## Goal
Your task is to gather the lines below that hold the string "JSON".

## Extracted entries

>>>

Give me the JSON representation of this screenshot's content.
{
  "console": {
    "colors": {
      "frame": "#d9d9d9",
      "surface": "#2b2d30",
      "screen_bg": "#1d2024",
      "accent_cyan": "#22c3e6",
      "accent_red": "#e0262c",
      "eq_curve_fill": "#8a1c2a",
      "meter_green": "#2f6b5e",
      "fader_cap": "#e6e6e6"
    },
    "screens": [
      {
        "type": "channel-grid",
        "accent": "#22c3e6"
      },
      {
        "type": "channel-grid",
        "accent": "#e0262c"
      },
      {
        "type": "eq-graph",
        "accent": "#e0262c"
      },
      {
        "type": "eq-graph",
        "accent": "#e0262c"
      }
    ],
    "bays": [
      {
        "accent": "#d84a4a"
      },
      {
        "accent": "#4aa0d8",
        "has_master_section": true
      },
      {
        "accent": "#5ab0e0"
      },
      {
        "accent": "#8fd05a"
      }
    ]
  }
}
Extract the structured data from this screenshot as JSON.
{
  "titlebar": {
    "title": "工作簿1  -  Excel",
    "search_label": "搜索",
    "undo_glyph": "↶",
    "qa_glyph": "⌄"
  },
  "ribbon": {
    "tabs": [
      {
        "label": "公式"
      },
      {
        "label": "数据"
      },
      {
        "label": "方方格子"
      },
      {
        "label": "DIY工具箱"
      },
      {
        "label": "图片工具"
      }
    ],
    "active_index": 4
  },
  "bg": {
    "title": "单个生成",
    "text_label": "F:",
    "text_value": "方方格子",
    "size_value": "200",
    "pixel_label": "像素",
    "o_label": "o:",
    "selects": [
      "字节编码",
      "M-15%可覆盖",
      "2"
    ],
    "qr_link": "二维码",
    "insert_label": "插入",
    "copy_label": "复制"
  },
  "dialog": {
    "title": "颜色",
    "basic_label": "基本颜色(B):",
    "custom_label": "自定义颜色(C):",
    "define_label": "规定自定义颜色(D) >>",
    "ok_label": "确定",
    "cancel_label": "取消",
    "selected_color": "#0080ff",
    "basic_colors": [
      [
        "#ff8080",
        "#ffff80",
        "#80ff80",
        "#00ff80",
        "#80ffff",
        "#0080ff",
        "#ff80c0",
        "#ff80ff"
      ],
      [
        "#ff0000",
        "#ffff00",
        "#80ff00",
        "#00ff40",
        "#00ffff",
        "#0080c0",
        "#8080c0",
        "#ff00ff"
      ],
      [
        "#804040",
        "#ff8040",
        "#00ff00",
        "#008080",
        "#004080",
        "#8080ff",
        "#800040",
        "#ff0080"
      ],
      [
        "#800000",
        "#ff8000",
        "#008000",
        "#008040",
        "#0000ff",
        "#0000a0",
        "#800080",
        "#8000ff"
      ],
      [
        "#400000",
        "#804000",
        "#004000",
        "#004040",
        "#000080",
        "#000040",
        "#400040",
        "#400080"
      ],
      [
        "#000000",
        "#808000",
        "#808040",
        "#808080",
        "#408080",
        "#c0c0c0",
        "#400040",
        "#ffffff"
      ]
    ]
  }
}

<<<
>>>

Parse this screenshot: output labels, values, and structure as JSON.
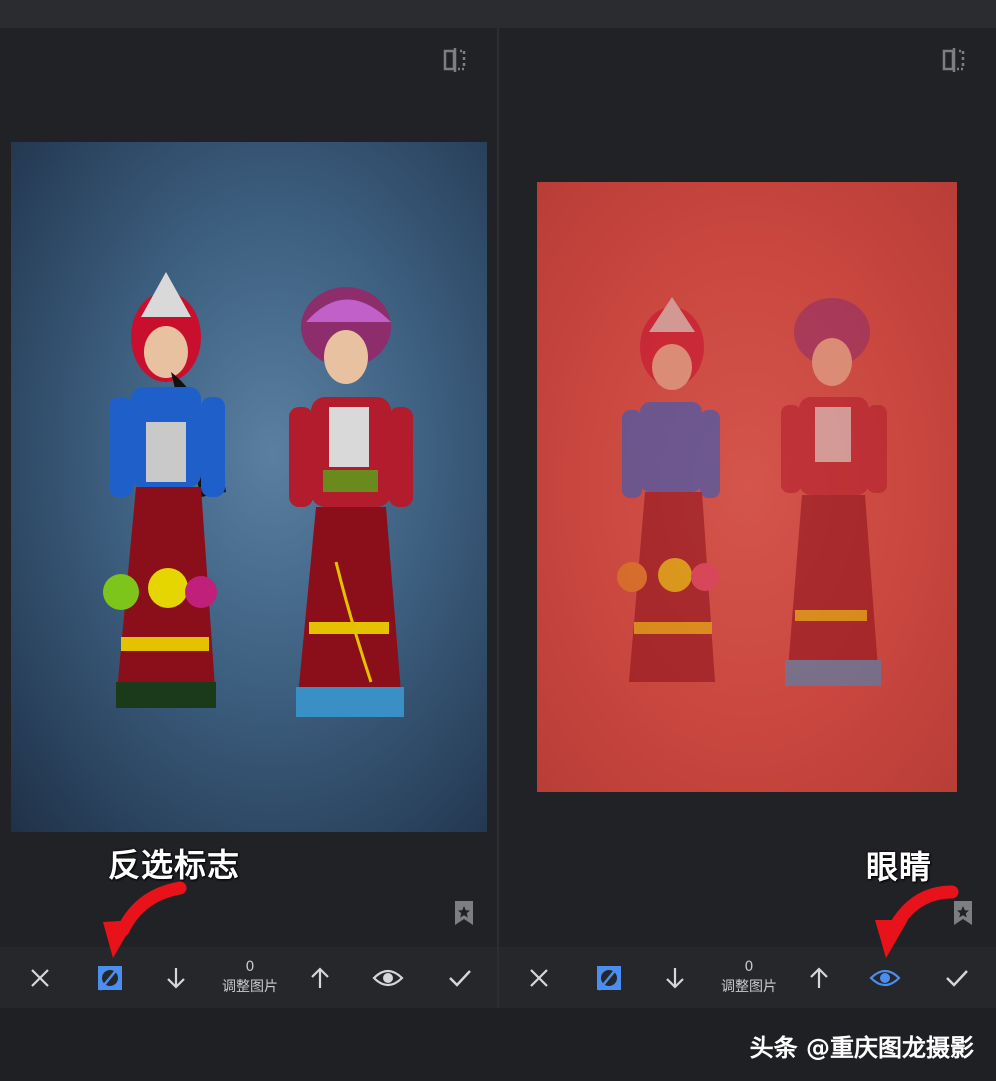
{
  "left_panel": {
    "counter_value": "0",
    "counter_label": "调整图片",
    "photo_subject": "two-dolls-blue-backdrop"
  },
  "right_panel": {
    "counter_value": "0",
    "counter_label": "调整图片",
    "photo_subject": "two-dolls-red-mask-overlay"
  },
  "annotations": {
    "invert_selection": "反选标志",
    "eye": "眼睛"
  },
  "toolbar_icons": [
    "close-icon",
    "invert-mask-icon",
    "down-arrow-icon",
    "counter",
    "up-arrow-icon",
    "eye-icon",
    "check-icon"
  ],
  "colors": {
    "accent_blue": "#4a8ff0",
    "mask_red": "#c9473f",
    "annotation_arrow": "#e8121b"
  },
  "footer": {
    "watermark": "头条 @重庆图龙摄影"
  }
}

<<<
>>>

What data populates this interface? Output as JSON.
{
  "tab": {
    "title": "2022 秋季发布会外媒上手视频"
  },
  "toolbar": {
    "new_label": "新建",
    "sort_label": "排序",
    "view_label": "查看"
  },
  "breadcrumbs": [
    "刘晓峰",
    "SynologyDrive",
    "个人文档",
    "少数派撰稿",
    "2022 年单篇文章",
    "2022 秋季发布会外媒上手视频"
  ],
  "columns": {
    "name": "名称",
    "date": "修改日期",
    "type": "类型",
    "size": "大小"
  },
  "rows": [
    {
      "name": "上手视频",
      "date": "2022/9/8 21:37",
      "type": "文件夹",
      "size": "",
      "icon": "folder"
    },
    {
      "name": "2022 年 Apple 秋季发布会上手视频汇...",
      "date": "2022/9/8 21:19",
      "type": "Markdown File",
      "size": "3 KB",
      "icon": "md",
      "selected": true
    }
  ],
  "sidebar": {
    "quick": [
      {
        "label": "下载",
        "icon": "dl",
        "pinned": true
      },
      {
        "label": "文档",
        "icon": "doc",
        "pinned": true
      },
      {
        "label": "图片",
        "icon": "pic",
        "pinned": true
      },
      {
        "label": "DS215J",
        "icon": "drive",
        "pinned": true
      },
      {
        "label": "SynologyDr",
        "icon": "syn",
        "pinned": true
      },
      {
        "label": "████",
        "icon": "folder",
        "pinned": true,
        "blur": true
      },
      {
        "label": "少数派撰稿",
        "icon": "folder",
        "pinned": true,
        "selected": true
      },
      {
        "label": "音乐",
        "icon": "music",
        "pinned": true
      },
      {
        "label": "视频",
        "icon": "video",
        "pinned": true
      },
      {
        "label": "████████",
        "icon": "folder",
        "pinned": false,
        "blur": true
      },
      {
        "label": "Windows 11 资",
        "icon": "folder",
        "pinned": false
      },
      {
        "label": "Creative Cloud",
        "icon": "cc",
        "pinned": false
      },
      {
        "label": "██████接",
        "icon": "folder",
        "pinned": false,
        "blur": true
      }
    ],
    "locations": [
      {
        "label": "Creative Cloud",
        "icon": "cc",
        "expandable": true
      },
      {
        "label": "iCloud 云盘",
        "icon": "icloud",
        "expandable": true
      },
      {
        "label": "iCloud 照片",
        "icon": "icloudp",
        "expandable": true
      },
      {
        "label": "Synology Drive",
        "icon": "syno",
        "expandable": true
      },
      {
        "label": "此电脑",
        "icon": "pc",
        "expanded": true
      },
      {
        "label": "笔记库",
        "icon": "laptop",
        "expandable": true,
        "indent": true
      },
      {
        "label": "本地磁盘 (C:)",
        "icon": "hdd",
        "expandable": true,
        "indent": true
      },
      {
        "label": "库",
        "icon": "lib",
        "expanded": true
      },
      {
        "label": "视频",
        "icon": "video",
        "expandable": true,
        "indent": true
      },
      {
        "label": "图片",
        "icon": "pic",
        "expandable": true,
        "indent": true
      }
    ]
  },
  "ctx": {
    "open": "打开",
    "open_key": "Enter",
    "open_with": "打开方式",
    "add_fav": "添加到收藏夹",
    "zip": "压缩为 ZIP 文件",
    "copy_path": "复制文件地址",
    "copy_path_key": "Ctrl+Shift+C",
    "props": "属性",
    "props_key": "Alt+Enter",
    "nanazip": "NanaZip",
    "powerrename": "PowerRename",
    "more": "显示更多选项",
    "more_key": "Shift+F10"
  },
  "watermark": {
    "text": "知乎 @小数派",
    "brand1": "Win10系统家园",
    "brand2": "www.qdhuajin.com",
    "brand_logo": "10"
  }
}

<<<

## Exercise response
Give me the JSON representation of this screenshot's content.
Extract the structured data from this screenshot as JSON.
Parse this screenshot: output labels, values, and structure as JSON.
What data populates this interface? Output as JSON.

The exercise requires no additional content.